California firefighters use automated fire-spotting technology to replace human lookouts.


During the height of the 2003 fire season, Bill Holmes, chief of the California Department of Forestry and Fire Protection (CDF) Amador-El Dorado unit, walked with retired CDF Director Bill Teie through the tinder-dry grasses at the unit's Northern California headquarters.

They passed an old, 100-foot-tall lookout tower, empty and unmanned -- a relic of an era when paid CDF staff manned the towers watching for smoke in the surrounding hills. Holmes and his staff only occasionally used the tower to confirm a fire.

Holmes gazed at the lookout tower and the taller communications tower nearby and thought out loud, "It sure would be nice if we had a camera and fire detection system to spot and locate new fires." There is, in fact, a fire detection system in South Africa with cameras connected to a dispatch center, Teie replied.

The proverbial light bulb went on in Holmes' head, and he soon contacted the fire chief in Zululand, South Africa, to learn more about the fire detection system. Holmes found that the Firehawk fire detection system had been used in South Africa for 10 years, and was also being used in Chile, Greece and Canada with successful results.

Through Holmes' diligence in requesting and garnering scarce grant money for the equipment, two fire seasons later, on Aug. 23, 2005, the Firehawk system was installed at the CDF base in Camino, Calif., east of Sacramento.


Technologically Speaking ...
The Firehawk fire detection system consists of a camera mounted on top of the same 160-foot communications tower that Holmes eyed at the Amador-El Dorado Unit headquarters. The distance the camera can see varies with air quality, and whether the camera is looking into the sun. "It's not unusual to see 20 to 30 miles," Holmes said. "The camera spotted a fire in Lincoln one day, which is probably 50 to 60 miles away."

The system also includes a video monitor at the CDF headquarters, and software that detects potential fires. It is the first and only Firehawk system operating in the United States, and the maker, Alasia Marketing, has allowed the CDF to use the Firehawk Forest Watch software free for a year.

GIVEN EXERCISE A: Reproduce the passage of the fire-detection article that begins at the words "Through Holmes' diligence" and stops after "east of Sacramento.".
GIVEN EXERCISE B: In the fire-detection article, on what date was the Firehawk system installed at the CDF base in Camino?

SUPPLIED DATA:
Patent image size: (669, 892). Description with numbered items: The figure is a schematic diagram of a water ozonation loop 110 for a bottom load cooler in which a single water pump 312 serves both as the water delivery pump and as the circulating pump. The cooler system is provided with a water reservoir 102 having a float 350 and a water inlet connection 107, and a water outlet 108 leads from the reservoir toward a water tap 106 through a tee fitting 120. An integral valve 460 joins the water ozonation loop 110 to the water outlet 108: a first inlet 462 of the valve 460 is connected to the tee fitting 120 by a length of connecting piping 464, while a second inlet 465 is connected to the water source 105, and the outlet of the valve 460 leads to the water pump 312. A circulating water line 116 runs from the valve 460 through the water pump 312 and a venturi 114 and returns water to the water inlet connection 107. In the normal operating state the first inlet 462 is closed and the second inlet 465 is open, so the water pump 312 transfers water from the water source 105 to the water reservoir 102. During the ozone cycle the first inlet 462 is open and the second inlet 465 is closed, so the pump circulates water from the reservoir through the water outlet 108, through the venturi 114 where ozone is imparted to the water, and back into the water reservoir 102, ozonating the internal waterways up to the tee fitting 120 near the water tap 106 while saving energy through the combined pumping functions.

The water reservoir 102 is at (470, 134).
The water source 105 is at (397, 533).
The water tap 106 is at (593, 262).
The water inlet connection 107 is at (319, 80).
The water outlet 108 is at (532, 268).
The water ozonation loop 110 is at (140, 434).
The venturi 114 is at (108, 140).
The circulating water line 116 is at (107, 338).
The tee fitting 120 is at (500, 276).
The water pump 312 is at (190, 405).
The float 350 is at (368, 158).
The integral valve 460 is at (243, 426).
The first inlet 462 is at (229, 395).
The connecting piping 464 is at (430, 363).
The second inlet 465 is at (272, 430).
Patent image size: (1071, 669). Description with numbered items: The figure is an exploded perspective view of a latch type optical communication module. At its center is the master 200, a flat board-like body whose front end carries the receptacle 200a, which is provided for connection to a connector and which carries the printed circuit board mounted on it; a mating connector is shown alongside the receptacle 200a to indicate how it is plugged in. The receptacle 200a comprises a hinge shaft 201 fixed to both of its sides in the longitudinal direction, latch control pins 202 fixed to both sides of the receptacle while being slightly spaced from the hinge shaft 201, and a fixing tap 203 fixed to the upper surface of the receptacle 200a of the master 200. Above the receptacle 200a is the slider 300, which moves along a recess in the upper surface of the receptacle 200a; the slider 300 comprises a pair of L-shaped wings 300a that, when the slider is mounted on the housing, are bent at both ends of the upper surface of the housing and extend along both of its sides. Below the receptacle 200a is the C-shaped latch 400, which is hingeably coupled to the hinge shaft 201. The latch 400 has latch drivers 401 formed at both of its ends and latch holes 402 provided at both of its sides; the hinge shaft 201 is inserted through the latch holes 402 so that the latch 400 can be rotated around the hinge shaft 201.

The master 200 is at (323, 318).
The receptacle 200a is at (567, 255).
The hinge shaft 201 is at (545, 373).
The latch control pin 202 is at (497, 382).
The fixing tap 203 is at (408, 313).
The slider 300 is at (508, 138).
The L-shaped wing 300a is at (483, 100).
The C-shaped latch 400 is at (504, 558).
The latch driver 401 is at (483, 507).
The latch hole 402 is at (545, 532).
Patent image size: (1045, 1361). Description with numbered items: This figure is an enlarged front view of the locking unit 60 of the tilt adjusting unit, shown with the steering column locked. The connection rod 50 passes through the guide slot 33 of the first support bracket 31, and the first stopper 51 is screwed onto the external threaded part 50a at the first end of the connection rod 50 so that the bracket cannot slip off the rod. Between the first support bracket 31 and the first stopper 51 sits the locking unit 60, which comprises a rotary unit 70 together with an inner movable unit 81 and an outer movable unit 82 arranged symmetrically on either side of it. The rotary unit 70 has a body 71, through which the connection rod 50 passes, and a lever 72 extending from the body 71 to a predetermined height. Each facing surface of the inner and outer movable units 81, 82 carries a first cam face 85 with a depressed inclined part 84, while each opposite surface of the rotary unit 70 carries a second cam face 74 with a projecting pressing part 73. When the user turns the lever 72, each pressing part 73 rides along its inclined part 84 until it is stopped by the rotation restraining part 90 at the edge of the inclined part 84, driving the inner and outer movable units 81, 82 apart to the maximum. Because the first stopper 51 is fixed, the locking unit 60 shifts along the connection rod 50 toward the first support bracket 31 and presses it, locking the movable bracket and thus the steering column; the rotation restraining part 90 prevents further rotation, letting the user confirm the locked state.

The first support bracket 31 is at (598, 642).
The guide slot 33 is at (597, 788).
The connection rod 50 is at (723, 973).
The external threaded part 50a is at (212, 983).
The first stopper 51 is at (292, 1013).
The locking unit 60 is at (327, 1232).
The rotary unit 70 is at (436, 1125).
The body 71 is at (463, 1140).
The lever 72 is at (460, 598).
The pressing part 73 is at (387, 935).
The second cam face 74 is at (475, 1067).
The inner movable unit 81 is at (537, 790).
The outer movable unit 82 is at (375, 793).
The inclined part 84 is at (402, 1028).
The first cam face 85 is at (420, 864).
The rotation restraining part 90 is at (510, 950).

FINAL RESULT A:
Through Holmes' diligence in requesting and garnering scarce grant money for the equipment, two fire seasons later, on Aug. 23, 2005, the Firehawk system was installed at the CDF base in Camino, Calif., east of Sacramento.

FINAL RESULT B: Aug. 23, 2005.